▶ [What you have to do] All of the data should be output character for character, except the pictures.

Dataset excerpt:
--------------------------------

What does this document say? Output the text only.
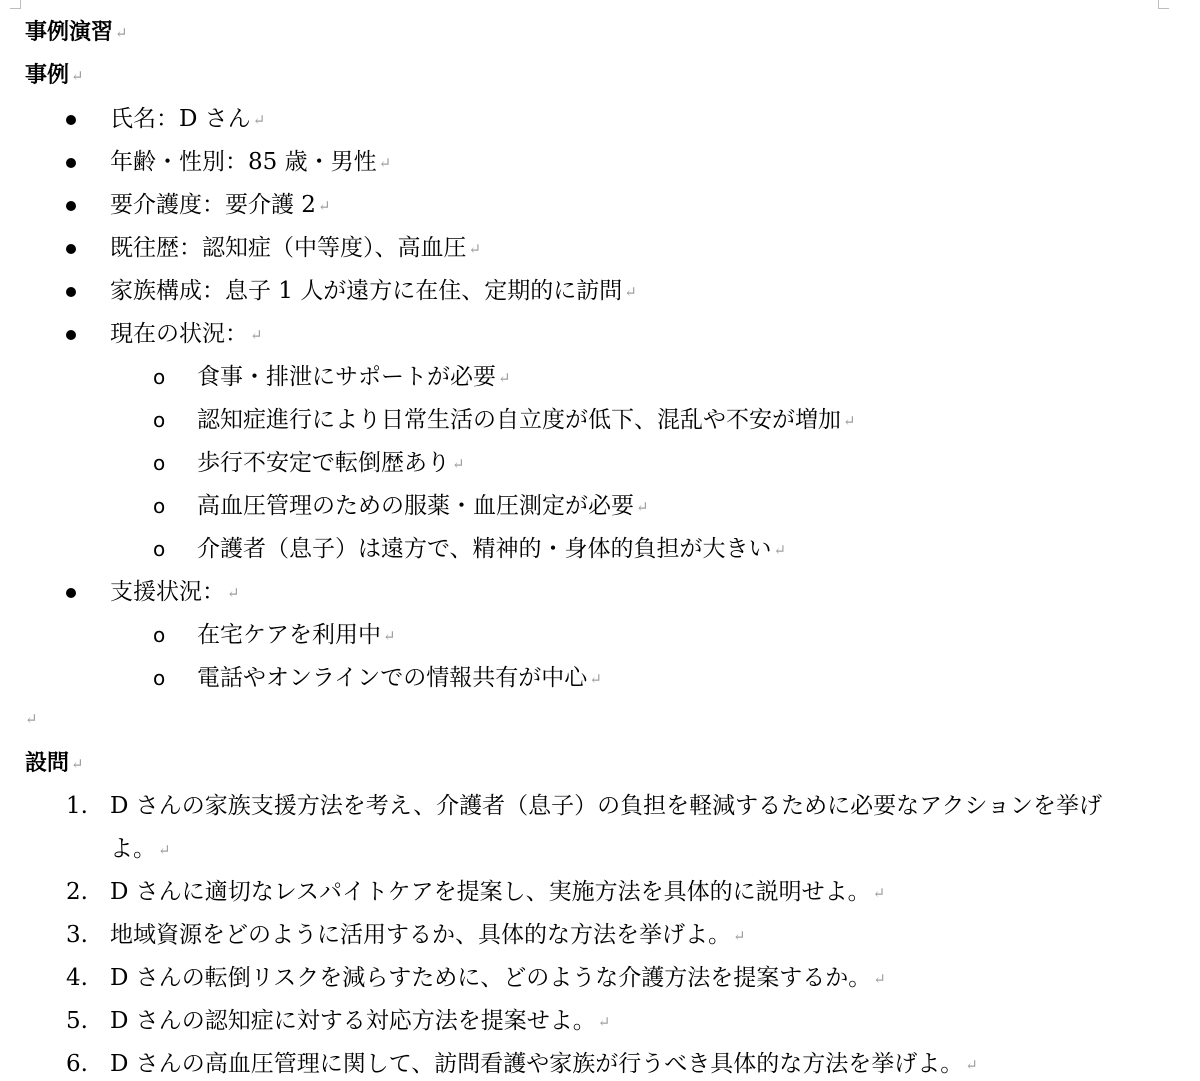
事例演習 ↵
事例 ↵
氏名：D さん ↵
年齢・性別：85 歳・男性 ↵
要介護度：要介護 2 ↵
既往歴：認知症（中等度）、高血圧 ↵
家族構成：息子 1 人が遠方に在住、定期的に訪問 ↵
現在の状況： ↵
o 食事・排泄にサポートが必要 ↵
o 認知症進行により日常生活の自立度が低下、混乱や不安が増加 ↵
o 歩行不安定で転倒歴あり ↵
o 高血圧管理のための服薬・血圧測定が必要 ↵
o 介護者（息子）は遠方で、精神的・身体的負担が大きい ↵
支援状況： ↵
o 在宅ケアを利用中 ↵
o 電話やオンラインでの情報共有が中心 ↵
↵
設問 ↵
1. D さんの家族支援方法を考え、介護者（息子）の負担を軽減するために必要なアクションを挙げ
よ。 ↵
2. D さんに適切なレスパイトケアを提案し、実施方法を具体的に説明せよ。 ↵
3. 地域資源をどのように活用するか、具体的な方法を挙げよ。 ↵
4. D さんの転倒リスクを減らすために、どのような介護方法を提案するか。 ↵
5. D さんの認知症に対する対応方法を提案せよ。 ↵
6. D さんの高血圧管理に関して、訪問看護や家族が行うべき具体的な方法を挙げよ。 ↵
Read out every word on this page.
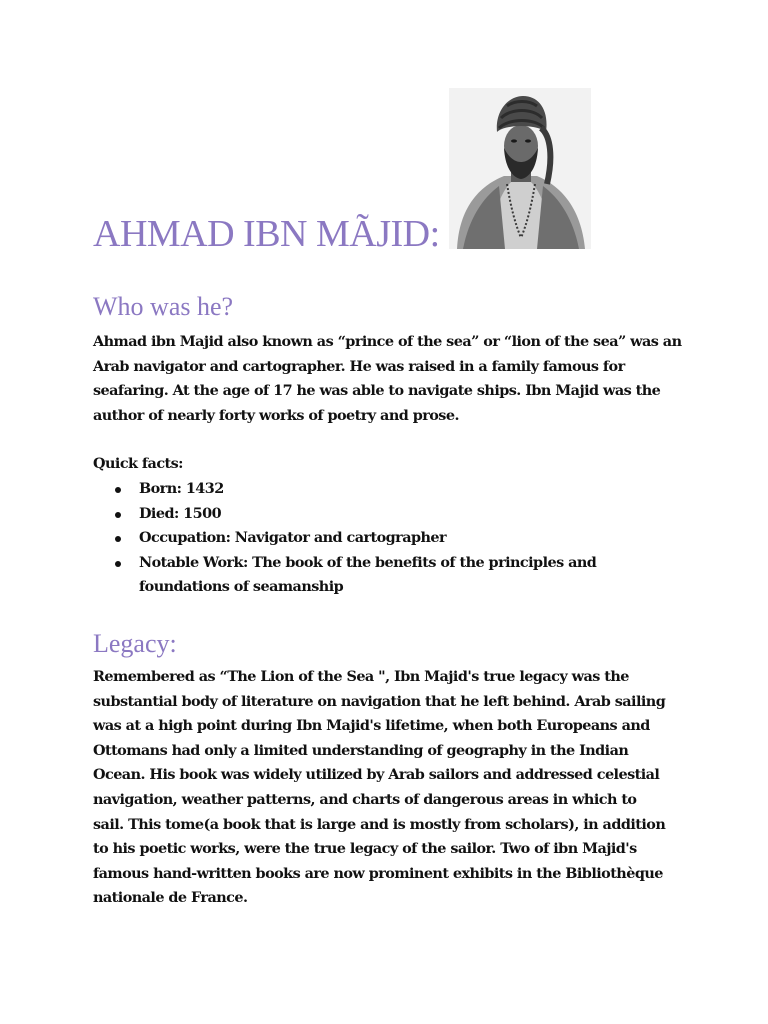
AHMAD IBN MÃJID:
Who was he?

Ahmad ibn Majid also known as “prince of the sea” or “lion of the sea” was an
Arab navigator and cartographer. He was raised in a family famous for
seafaring. At the age of 17 he was able to navigate ships. Ibn Majid was the
author of nearly forty works of poetry and prose.

Quick facts:

Born: 1432
Died: 1500
Occupation: Navigator and cartographer
Notable Work: The book of the benefits of the principles and
foundations of seamanship
Legacy:

Remembered as “The Lion of the Sea ", Ibn Majid's true legacy was the
substantial body of literature on navigation that he left behind. Arab sailing
was at a high point during Ibn Majid's lifetime, when both Europeans and
Ottomans had only a limited understanding of geography in the Indian
Ocean. His book was widely utilized by Arab sailors and addressed celestial
navigation, weather patterns, and charts of dangerous areas in which to
sail. This tome(a book that is large and is mostly from scholars), in addition
to his poetic works, were the true legacy of the sailor. Two of ibn Majid's
famous hand-written books are now prominent exhibits in the Bibliothèque
nationale de France.
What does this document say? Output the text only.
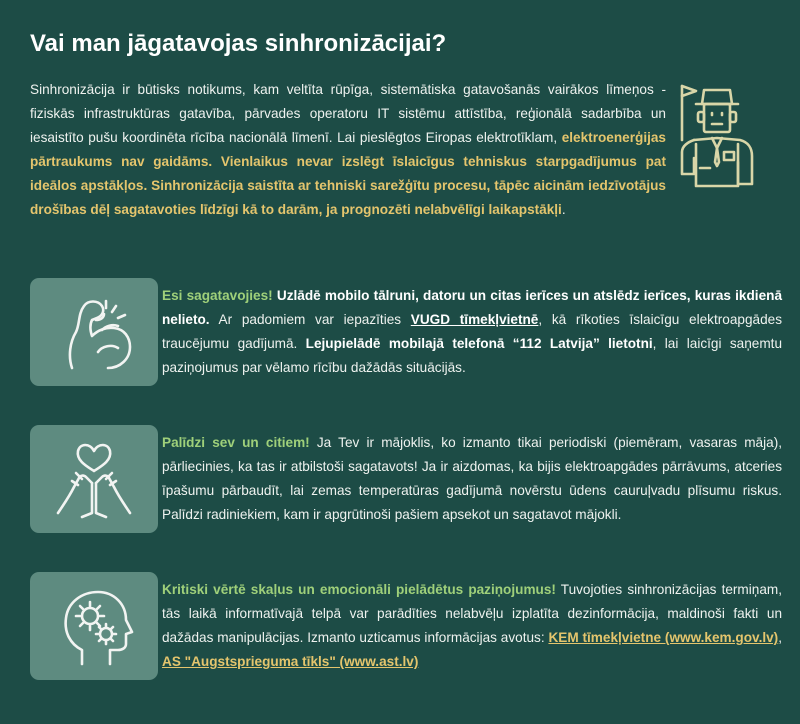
Vai man jāgatavojas sinhronizācijai?

Sinhronizācija ir būtisks notikums, kam veltīta rūpīga, sistemātiska gatavošanās vairākos līmeņos - fiziskās infrastruktūras gatavība, pārvades operatoru IT sistēmu attīstība, reģionālā sadarbība un iesaistīto pušu koordinēta rīcība nacionālā līmenī. Lai pieslēgtos Eiropas elektrotīklam, elektroenerģijas pārtraukums nav gaidāms. Vienlaikus nevar izslēgt īslaicīgus tehniskus starpgadījumus pat ideālos apstākļos. Sinhronizācija saistīta ar tehniski sarežģītu procesu, tāpēc aicinām iedzīvotājus drošības dēļ sagatavoties līdzīgi kā to darām, ja prognozēti nelabvēlīgi laikapstākļi.

Esi sagatavojies! Uzlādē mobilo tālruni, datoru un citas ierīces un atslēdz ierīces, kuras ikdienā nelieto. Ar padomiem var iepazīties VUGD tīmekļvietnē, kā rīkoties īslaicīgu elektroapgādes traucējumu gadījumā. Lejupielādē mobilajā telefonā “112 Latvija” lietotni, lai laicīgi saņemtu paziņojumus par vēlamo rīcību dažādās situācijās.
Palīdzi sev un citiem! Ja Tev ir mājoklis, ko izmanto tikai periodiski (piemēram, vasaras māja), pārliecinies, ka tas ir atbilstoši sagatavots! Ja ir aizdomas, ka bijis elektroapgādes pārrāvums, atceries īpašumu pārbaudīt, lai zemas temperatūras gadījumā novērstu ūdens cauruļvadu plīsumu riskus. Palīdzi radiniekiem, kam ir apgrūtinoši pašiem apsekot un sagatavot mājokli.
Kritiski vērtē skaļus un emocionāli pielādētus paziņojumus! Tuvojoties sinhronizācijas termiņam, tās laikā informatīvajā telpā var parādīties nelabvēļu izplatīta dezinformācija, maldinoši fakti un dažādas manipulācijas. Izmanto uzticamus informācijas avotus: KEM tīmekļvietne (www.kem.gov.lv), AS "Augstsprieguma tīkls" (www.ast.lv)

--------------------------------

▶ [Task result]
What does this document say? Output the text only.
事例演習 ↵
事例 ↵
氏名：D さん ↵
年齢・性別：85 歳・男性 ↵
要介護度：要介護 2 ↵
既往歴：認知症（中等度）、高血圧 ↵
家族構成：息子 1 人が遠方に在住、定期的に訪問 ↵
現在の状況： ↵
o 食事・排泄にサポートが必要 ↵
o 認知症進行により日常生活の自立度が低下、混乱や不安が増加 ↵
o 歩行不安定で転倒歴あり ↵
o 高血圧管理のための服薬・血圧測定が必要 ↵
o 介護者（息子）は遠方で、精神的・身体的負担が大きい ↵
支援状況： ↵
o 在宅ケアを利用中 ↵
o 電話やオンラインでの情報共有が中心 ↵
↵
設問 ↵
1. D さんの家族支援方法を考え、介護者（息子）の負担を軽減するために必要なアクションを挙げ
よ。 ↵
2. D さんに適切なレスパイトケアを提案し、実施方法を具体的に説明せよ。 ↵
3. 地域資源をどのように活用するか、具体的な方法を挙げよ。 ↵
4. D さんの転倒リスクを減らすために、どのような介護方法を提案するか。 ↵
5. D さんの認知症に対する対応方法を提案せよ。 ↵
6. D さんの高血圧管理に関して、訪問看護や家族が行うべき具体的な方法を挙げよ。 ↵
Read out every word on this page.
AHMAD IBN MÃJID:
Who was he?

Ahmad ibn Majid also known as “prince of the sea” or “lion of the sea” was an
Arab navigator and cartographer. He was raised in a family famous for
seafaring. At the age of 17 he was able to navigate ships. Ibn Majid was the
author of nearly forty works of poetry and prose.

Quick facts:

Born: 1432
Died: 1500
Occupation: Navigator and cartographer
Notable Work: The book of the benefits of the principles and
foundations of seamanship
Legacy:

Remembered as “The Lion of the Sea ", Ibn Majid's true legacy was the
substantial body of literature on navigation that he left behind. Arab sailing
was at a high point during Ibn Majid's lifetime, when both Europeans and
Ottomans had only a limited understanding of geography in the Indian
Ocean. His book was widely utilized by Arab sailors and addressed celestial
navigation, weather patterns, and charts of dangerous areas in which to
sail. This tome(a book that is large and is mostly from scholars), in addition
to his poetic works, were the true legacy of the sailor. Two of ibn Majid's
famous hand-written books are now prominent exhibits in the Bibliothèque
nationale de France.
What does this document say? Output the text only.
Vai man jāgatavojas sinhronizācijai?

Sinhronizācija ir būtisks notikums, kam veltīta rūpīga, sistemātiska gatavošanās vairākos līmeņos - fiziskās infrastruktūras gatavība, pārvades operatoru IT sistēmu attīstība, reģionālā sadarbība un iesaistīto pušu koordinēta rīcība nacionālā līmenī. Lai pieslēgtos Eiropas elektrotīklam, elektroenerģijas pārtraukums nav gaidāms. Vienlaikus nevar izslēgt īslaicīgus tehniskus starpgadījumus pat ideālos apstākļos. Sinhronizācija saistīta ar tehniski sarežģītu procesu, tāpēc aicinām iedzīvotājus drošības dēļ sagatavoties līdzīgi kā to darām, ja prognozēti nelabvēlīgi laikapstākļi.

Esi sagatavojies! Uzlādē mobilo tālruni, datoru un citas ierīces un atslēdz ierīces, kuras ikdienā nelieto. Ar padomiem var iepazīties VUGD tīmekļvietnē, kā rīkoties īslaicīgu elektroapgādes traucējumu gadījumā. Lejupielādē mobilajā telefonā “112 Latvija” lietotni, lai laicīgi saņemtu paziņojumus par vēlamo rīcību dažādās situācijās.
Palīdzi sev un citiem! Ja Tev ir mājoklis, ko izmanto tikai periodiski (piemēram, vasaras māja), pārliecinies, ka tas ir atbilstoši sagatavots! Ja ir aizdomas, ka bijis elektroapgādes pārrāvums, atceries īpašumu pārbaudīt, lai zemas temperatūras gadījumā novērstu ūdens cauruļvadu plīsumu riskus. Palīdzi radiniekiem, kam ir apgrūtinoši pašiem apsekot un sagatavot mājokli.
Kritiski vērtē skaļus un emocionāli pielādētus paziņojumus! Tuvojoties sinhronizācijas termiņam, tās laikā informatīvajā telpā var parādīties nelabvēļu izplatīta dezinformācija, maldinoši fakti un dažādas manipulācijas. Izmanto uzticamus informācijas avotus: KEM tīmekļvietne (www.kem.gov.lv), AS "Augstsprieguma tīkls" (www.ast.lv)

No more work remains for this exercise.